**Work to do**:
Identify every line containing the word "Uruguay" and reproduce each one.

**Raw records**:

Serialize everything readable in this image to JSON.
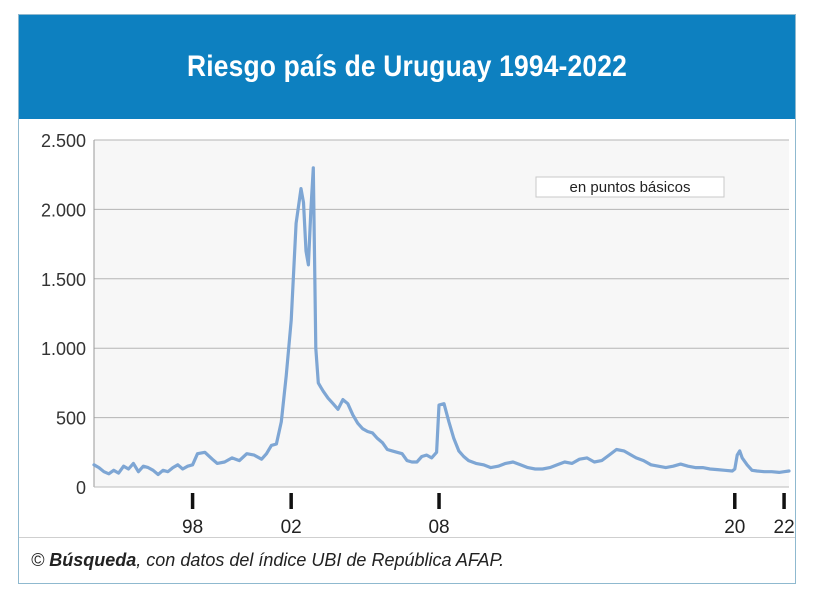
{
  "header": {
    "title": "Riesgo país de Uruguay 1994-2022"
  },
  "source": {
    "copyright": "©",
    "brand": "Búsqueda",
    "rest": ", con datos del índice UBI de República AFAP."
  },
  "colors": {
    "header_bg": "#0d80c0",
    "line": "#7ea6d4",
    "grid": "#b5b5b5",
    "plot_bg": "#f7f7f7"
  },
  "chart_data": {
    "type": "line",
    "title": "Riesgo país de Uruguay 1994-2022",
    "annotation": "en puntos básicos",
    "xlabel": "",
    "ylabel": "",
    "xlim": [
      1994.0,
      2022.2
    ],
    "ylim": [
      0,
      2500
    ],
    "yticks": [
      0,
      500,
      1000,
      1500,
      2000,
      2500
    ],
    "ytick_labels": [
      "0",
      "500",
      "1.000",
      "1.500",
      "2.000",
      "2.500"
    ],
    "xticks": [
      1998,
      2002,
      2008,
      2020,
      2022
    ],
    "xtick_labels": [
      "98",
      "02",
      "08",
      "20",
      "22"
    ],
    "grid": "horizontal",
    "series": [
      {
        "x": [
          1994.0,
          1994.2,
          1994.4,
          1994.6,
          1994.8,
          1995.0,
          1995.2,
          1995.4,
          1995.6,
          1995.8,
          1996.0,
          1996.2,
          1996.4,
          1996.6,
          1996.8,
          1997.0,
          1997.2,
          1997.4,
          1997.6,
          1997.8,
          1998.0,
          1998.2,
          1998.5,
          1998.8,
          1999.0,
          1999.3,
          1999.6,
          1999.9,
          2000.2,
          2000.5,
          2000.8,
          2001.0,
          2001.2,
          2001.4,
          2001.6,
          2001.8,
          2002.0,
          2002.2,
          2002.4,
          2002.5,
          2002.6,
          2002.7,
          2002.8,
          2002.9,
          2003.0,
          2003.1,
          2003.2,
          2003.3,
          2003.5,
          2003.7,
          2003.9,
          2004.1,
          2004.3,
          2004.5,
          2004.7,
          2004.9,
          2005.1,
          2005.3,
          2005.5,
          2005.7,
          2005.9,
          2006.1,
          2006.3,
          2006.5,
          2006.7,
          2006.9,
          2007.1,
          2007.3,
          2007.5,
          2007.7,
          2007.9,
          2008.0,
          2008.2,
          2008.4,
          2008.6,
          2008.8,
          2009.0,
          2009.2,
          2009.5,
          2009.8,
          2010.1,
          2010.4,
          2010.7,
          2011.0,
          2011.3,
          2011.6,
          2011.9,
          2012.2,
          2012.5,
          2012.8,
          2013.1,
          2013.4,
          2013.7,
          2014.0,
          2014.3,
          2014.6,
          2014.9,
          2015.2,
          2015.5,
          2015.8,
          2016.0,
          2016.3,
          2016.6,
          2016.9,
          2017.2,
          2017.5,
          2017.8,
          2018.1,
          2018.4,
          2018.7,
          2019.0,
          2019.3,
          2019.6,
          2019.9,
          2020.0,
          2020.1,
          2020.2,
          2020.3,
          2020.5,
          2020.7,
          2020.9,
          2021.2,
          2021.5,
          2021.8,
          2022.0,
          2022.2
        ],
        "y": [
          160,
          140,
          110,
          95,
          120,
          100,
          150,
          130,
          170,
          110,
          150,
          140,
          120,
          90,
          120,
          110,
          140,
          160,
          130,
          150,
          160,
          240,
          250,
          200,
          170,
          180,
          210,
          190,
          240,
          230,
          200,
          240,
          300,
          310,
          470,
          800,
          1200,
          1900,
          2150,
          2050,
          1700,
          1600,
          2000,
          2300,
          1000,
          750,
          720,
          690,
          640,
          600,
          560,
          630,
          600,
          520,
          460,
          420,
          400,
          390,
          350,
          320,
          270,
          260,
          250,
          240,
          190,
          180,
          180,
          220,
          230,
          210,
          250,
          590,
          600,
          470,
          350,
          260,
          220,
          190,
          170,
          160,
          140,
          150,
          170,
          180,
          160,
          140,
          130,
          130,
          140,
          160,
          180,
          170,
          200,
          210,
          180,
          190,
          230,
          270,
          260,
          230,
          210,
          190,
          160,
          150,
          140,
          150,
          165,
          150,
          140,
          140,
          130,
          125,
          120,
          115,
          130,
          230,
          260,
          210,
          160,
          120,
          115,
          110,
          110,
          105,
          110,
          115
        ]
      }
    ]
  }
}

--

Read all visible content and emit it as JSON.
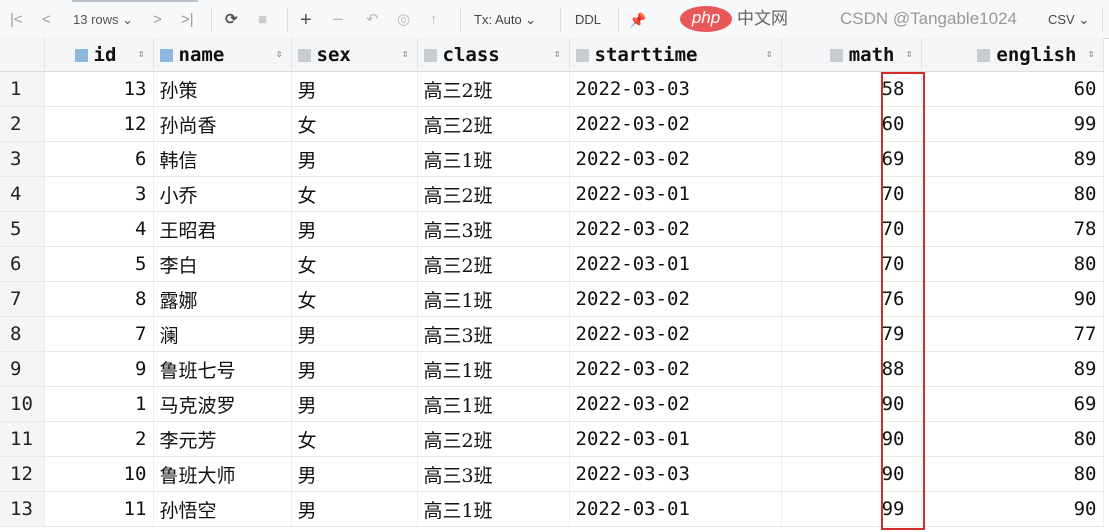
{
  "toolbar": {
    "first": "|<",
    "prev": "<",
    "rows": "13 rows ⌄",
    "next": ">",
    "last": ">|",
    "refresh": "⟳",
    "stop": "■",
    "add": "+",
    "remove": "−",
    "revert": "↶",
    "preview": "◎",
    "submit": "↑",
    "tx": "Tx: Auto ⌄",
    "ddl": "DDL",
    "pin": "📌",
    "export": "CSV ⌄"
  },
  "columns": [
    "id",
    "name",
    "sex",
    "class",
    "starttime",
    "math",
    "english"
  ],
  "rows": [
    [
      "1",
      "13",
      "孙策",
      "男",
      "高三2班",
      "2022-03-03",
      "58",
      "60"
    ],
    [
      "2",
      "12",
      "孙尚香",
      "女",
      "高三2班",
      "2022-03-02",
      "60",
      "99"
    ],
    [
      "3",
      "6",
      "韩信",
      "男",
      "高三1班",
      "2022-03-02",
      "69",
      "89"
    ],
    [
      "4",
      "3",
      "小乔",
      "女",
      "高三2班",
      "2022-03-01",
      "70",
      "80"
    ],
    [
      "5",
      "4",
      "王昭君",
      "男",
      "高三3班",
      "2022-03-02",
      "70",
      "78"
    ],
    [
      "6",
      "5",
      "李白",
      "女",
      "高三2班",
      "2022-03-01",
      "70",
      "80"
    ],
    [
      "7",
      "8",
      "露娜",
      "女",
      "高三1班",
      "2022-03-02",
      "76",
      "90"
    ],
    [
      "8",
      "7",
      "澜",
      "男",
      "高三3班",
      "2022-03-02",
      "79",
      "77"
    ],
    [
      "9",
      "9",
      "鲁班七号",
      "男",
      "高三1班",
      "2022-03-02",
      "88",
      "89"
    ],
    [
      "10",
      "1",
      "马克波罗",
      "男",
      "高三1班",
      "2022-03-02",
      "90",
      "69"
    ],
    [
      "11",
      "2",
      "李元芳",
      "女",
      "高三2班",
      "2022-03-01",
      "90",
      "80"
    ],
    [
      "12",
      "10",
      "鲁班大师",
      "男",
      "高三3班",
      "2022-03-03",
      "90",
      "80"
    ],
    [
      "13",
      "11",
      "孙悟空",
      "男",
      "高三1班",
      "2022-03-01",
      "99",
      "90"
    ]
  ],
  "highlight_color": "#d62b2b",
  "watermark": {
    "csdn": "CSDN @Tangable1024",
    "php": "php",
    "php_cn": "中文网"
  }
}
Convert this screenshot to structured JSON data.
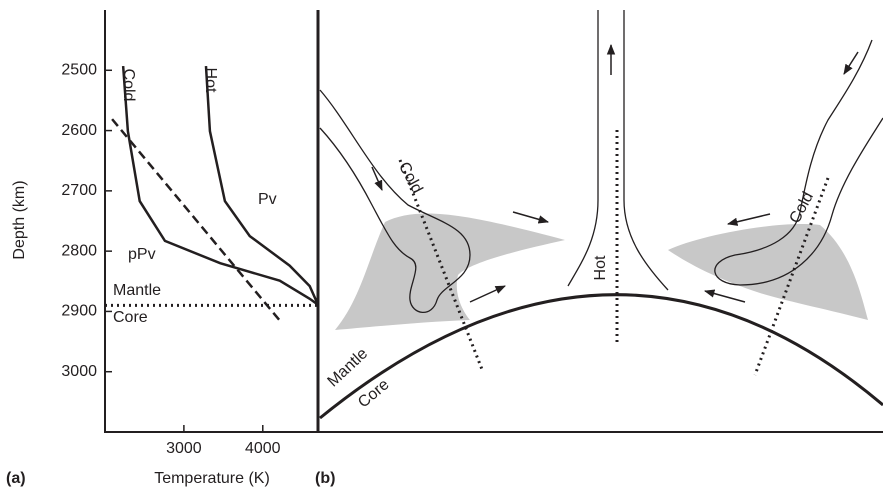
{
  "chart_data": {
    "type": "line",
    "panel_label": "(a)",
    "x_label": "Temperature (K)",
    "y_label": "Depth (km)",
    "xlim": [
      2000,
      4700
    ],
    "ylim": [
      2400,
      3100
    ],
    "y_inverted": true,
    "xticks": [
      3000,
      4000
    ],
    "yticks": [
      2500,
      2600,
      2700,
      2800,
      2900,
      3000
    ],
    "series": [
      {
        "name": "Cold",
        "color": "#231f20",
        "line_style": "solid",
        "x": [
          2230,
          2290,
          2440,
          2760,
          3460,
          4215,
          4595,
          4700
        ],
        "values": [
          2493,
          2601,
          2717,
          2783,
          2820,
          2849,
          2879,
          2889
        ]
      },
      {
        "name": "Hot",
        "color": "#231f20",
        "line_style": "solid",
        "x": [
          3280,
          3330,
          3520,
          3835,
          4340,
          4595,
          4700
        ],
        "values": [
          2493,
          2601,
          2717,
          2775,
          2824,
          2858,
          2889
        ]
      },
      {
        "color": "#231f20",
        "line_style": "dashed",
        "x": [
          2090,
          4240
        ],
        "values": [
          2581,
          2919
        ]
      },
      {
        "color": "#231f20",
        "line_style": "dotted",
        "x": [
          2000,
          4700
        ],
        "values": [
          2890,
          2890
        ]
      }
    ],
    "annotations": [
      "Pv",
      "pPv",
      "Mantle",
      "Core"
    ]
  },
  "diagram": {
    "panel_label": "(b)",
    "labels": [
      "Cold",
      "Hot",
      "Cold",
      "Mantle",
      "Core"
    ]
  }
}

--

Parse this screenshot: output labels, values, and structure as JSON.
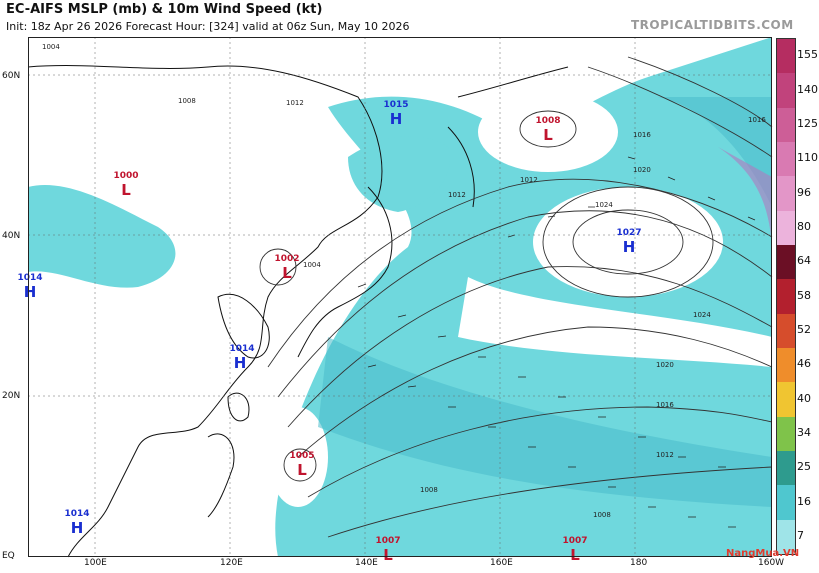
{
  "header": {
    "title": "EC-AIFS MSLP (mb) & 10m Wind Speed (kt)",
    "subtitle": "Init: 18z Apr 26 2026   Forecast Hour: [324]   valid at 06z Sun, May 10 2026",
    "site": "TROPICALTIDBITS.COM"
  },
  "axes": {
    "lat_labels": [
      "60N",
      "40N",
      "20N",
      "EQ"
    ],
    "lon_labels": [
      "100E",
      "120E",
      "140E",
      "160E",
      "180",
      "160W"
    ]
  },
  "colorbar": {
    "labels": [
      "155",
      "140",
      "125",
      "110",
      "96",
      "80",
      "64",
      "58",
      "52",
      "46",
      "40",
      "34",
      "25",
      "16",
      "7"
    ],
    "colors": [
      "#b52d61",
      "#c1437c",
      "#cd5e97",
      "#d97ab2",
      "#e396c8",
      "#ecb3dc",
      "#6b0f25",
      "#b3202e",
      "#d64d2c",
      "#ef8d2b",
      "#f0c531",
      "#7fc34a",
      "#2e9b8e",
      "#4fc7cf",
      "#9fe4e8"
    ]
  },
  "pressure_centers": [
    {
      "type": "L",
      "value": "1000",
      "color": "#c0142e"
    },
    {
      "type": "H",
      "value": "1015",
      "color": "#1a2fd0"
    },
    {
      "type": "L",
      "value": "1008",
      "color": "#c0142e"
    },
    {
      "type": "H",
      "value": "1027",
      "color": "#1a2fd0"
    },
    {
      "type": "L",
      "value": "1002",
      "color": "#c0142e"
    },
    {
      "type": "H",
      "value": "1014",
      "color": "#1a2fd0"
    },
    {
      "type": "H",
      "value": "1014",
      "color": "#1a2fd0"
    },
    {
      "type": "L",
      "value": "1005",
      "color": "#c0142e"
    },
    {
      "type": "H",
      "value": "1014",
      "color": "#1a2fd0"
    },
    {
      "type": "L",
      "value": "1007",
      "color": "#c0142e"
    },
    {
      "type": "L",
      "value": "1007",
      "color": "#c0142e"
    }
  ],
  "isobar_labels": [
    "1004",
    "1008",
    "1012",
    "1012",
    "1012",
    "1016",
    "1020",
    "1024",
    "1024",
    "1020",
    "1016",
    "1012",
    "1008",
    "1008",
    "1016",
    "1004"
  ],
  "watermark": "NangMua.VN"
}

**Output below**:
    "title": "Riesgo país de Uruguay 1994-2022"
    "title": "Riesgo país de Uruguay 1994-2022",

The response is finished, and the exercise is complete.